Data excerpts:

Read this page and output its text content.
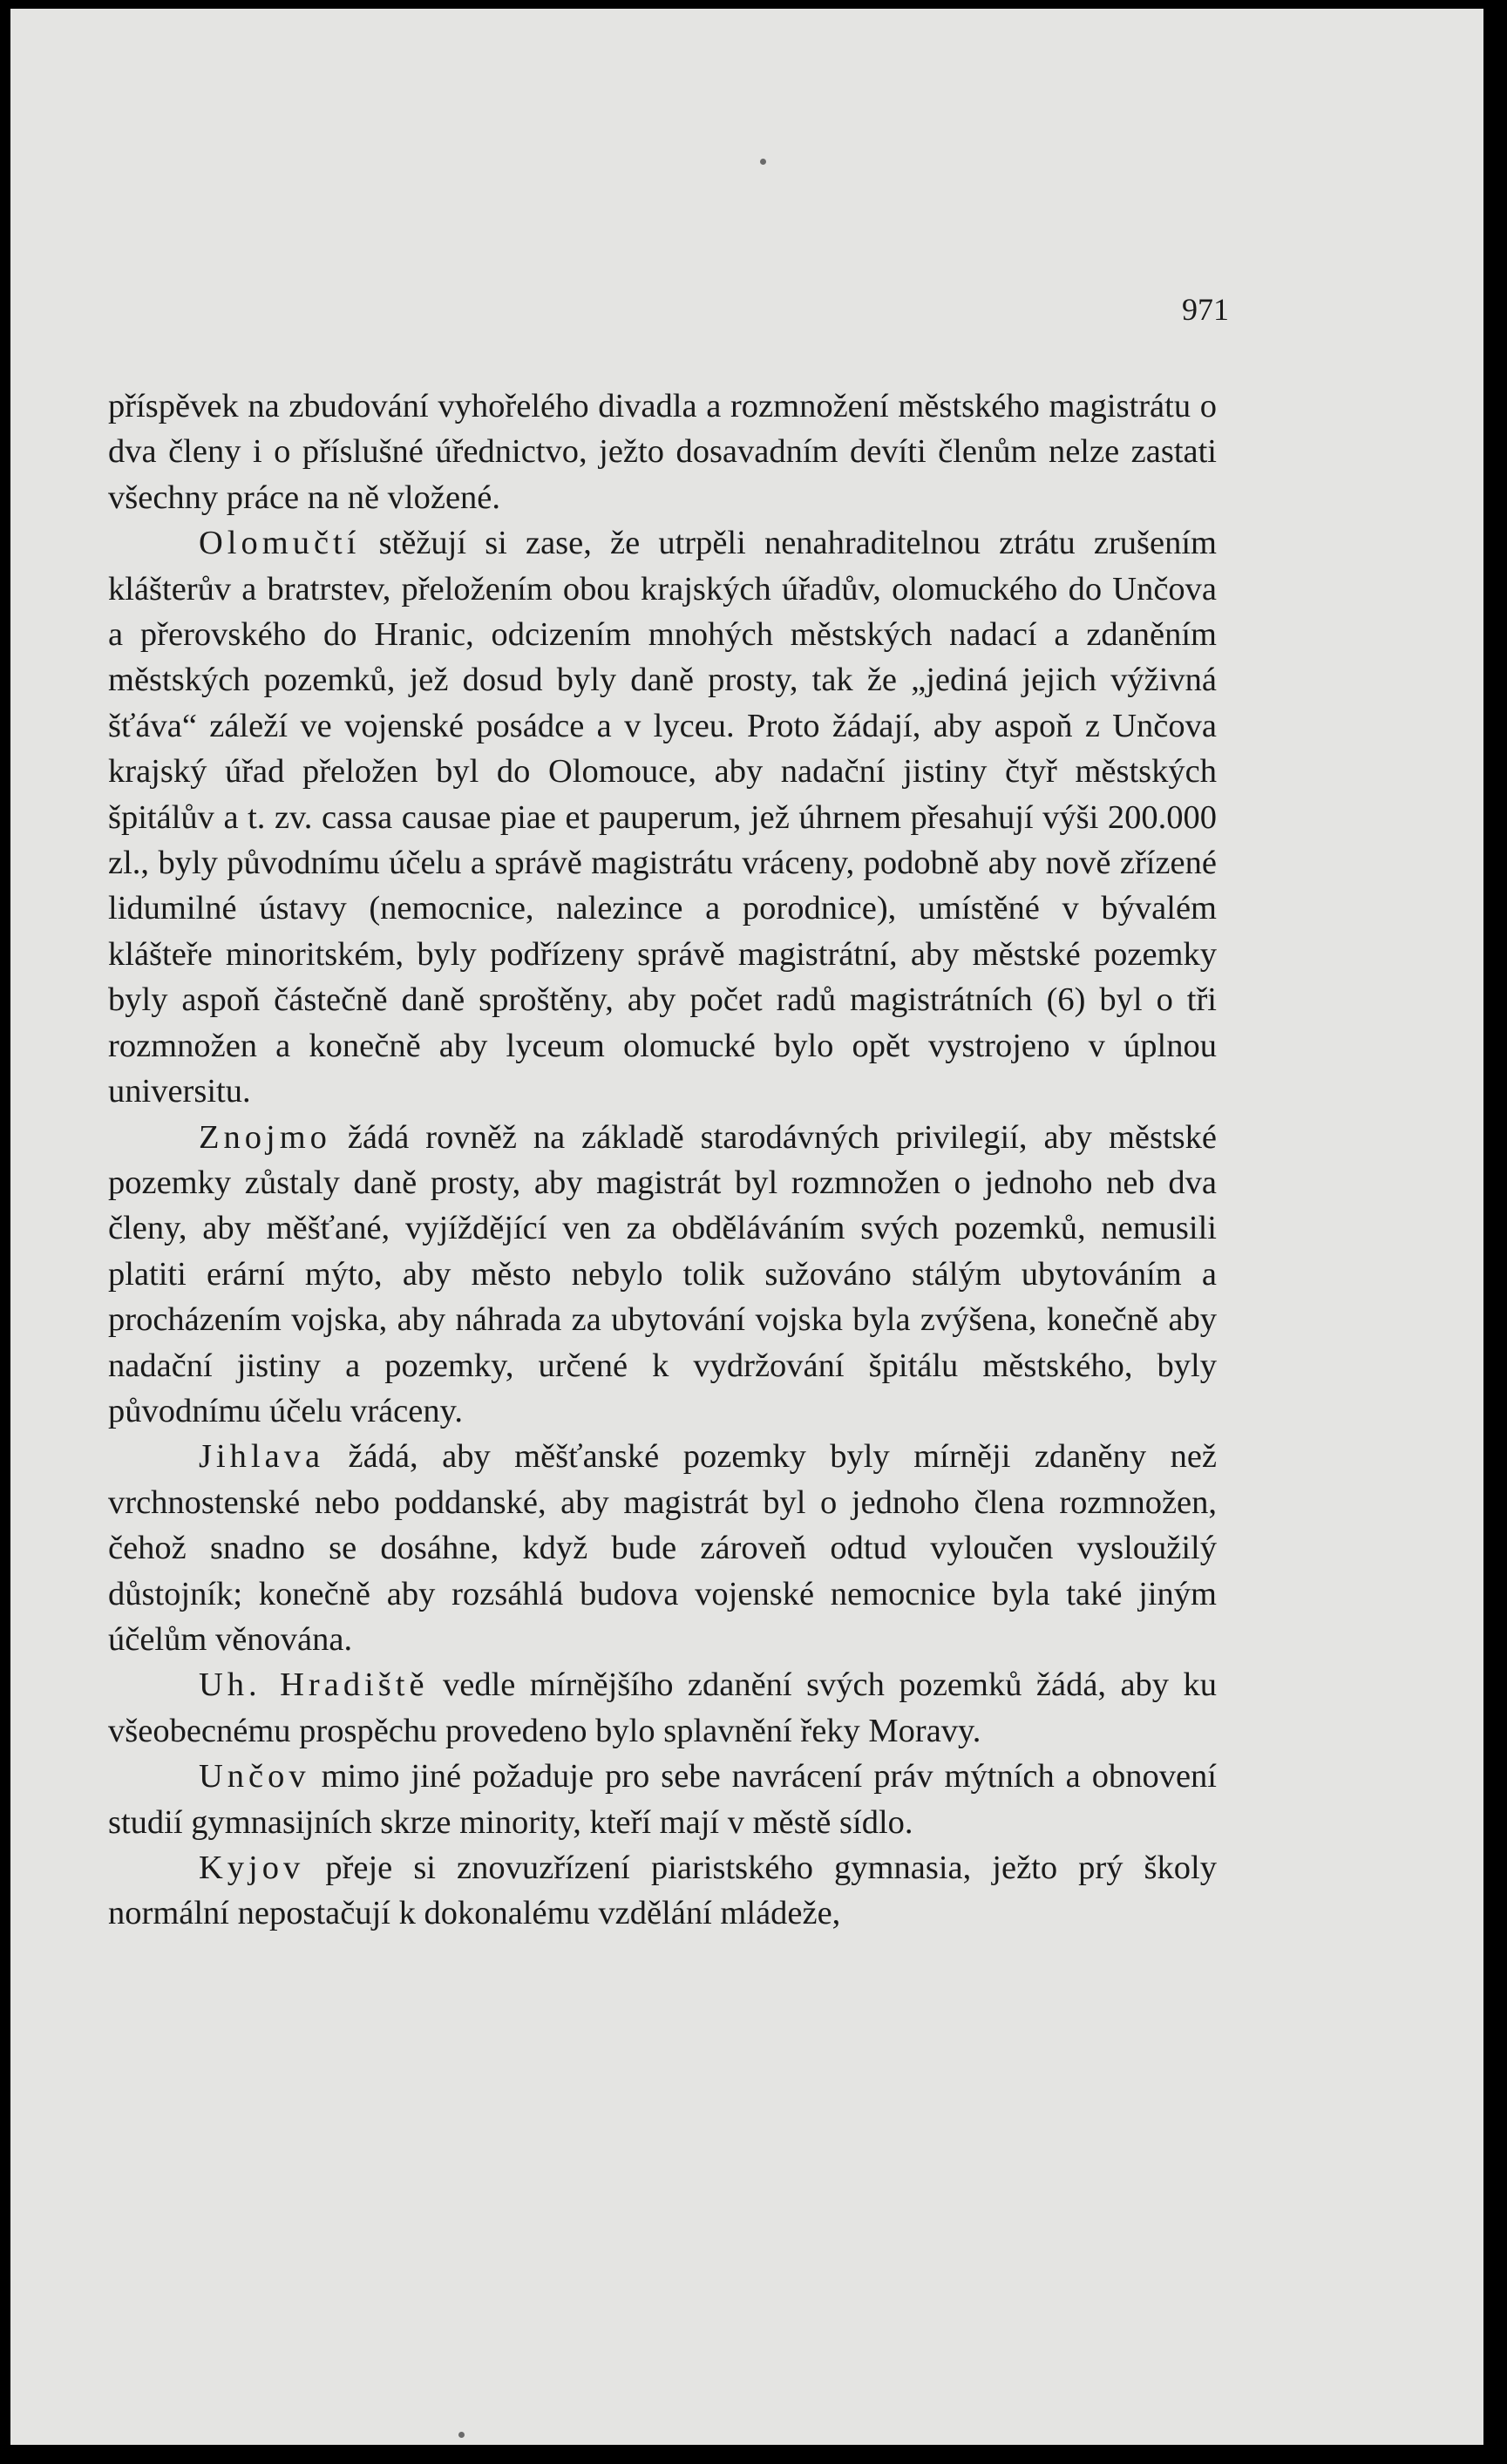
971

příspěvek na zbudování vyhořelého divadla a rozmnožení městského magistrátu o dva členy i o příslušné úřednictvo, ježto dosavadním devíti členům nelze zastati všechny práce na ně vložené.

Olomučtí stěžují si zase, že utrpěli nenahraditelnou ztrátu zrušením klášterův a bratrstev, přeložením obou krajských úřadův, olomuckého do Unčova a přerovského do Hranic, odcizením mnohých městských nadací a zdaněním městských pozemků, jež dosud byly daně prosty, tak že „jediná jejich výživná šťáva“ záleží ve vojenské posádce a v lyceu. Proto žádají, aby aspoň z Unčova krajský úřad přeložen byl do Olomouce, aby nadační jistiny čtyř městských špitálův a t. zv. cassa causae piae et pauperum, jež úhrnem přesahují výši 200.000 zl., byly původnímu účelu a správě magistrátu vráceny, podobně aby nově zřízené lidumilné ústavy (nemocnice, nalezince a porodnice), umístěné v bývalém klášteře minoritském, byly podřízeny správě magistrátní, aby městské pozemky byly aspoň částečně daně sproštěny, aby počet radů magistrátních (6) byl o tři rozmnožen a konečně aby lyceum olomucké bylo opět vystrojeno v úplnou universitu.

Znojmo žádá rovněž na základě starodávných privilegií, aby městské pozemky zůstaly daně prosty, aby magistrát byl rozmnožen o jednoho neb dva členy, aby měšťané, vyjíždějící ven za obděláváním svých pozemků, nemusili platiti erární mýto, aby město nebylo tolik sužováno stálým ubytováním a procházením vojska, aby náhrada za ubytování vojska byla zvýšena, konečně aby nadační jistiny a pozemky, určené k vydržování špitálu městského, byly původnímu účelu vráceny.

Jihlava žádá, aby měšťanské pozemky byly mírněji zdaněny než vrchnostenské nebo poddanské, aby magistrát byl o jednoho člena rozmnožen, čehož snadno se dosáhne, když bude zároveň odtud vyloučen vysloužilý důstojník; konečně aby rozsáhlá budova vojenské nemocnice byla také jiným účelům věnována.

Uh. Hradiště vedle mírnějšího zdanění svých pozemků žádá, aby ku všeobecnému prospěchu provedeno bylo splavnění řeky Moravy.

Unčov mimo jiné požaduje pro sebe navrácení práv mýtních a obnovení studií gymnasijních skrze minority, kteří mají v městě sídlo.

Kyjov přeje si znovuzřízení piaristského gymnasia, ježto prý školy normální nepostačují k dokonalému vzdělání mládeže,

### Written problem
Go through the listing above and write it all out exactly, leaving out any picture.

### Output
Read this page and output its text content.
971

příspěvek na zbudování vyhořelého divadla a rozmnožení městského magistrátu o dva členy i o příslušné úřednictvo, ježto dosavadním devíti členům nelze zastati všechny práce na ně vložené.

Olomučtí stěžují si zase, že utrpěli nenahraditelnou ztrátu zrušením klášterův a bratrstev, přeložením obou krajských úřadův, olomuckého do Unčova a přerovského do Hranic, odcizením mnohých městských nadací a zdaněním městských pozemků, jež dosud byly daně prosty, tak že „jediná jejich výživná šťáva“ záleží ve vojenské posádce a v lyceu. Proto žádají, aby aspoň z Unčova krajský úřad přeložen byl do Olomouce, aby nadační jistiny čtyř městských špitálův a t. zv. cassa causae piae et pauperum, jež úhrnem přesahují výši 200.000 zl., byly původnímu účelu a správě magistrátu vráceny, podobně aby nově zřízené lidumilné ústavy (nemocnice, nalezince a porodnice), umístěné v bývalém klášteře minoritském, byly podřízeny správě magistrátní, aby městské pozemky byly aspoň částečně daně sproštěny, aby počet radů magistrátních (6) byl o tři rozmnožen a konečně aby lyceum olomucké bylo opět vystrojeno v úplnou universitu.

Znojmo žádá rovněž na základě starodávných privilegií, aby městské pozemky zůstaly daně prosty, aby magistrát byl rozmnožen o jednoho neb dva členy, aby měšťané, vyjíždějící ven za obděláváním svých pozemků, nemusili platiti erární mýto, aby město nebylo tolik sužováno stálým ubytováním a procházením vojska, aby náhrada za ubytování vojska byla zvýšena, konečně aby nadační jistiny a pozemky, určené k vydržování špitálu městského, byly původnímu účelu vráceny.

Jihlava žádá, aby měšťanské pozemky byly mírněji zdaněny než vrchnostenské nebo poddanské, aby magistrát byl o jednoho člena rozmnožen, čehož snadno se dosáhne, když bude zároveň odtud vyloučen vysloužilý důstojník; konečně aby rozsáhlá budova vojenské nemocnice byla také jiným účelům věnována.

Uh. Hradiště vedle mírnějšího zdanění svých pozemků žádá, aby ku všeobecnému prospěchu provedeno bylo splavnění řeky Moravy.

Unčov mimo jiné požaduje pro sebe navrácení práv mýtních a obnovení studií gymnasijních skrze minority, kteří mají v městě sídlo.

Kyjov přeje si znovuzřízení piaristského gymnasia, ježto prý školy normální nepostačují k dokonalému vzdělání mládeže,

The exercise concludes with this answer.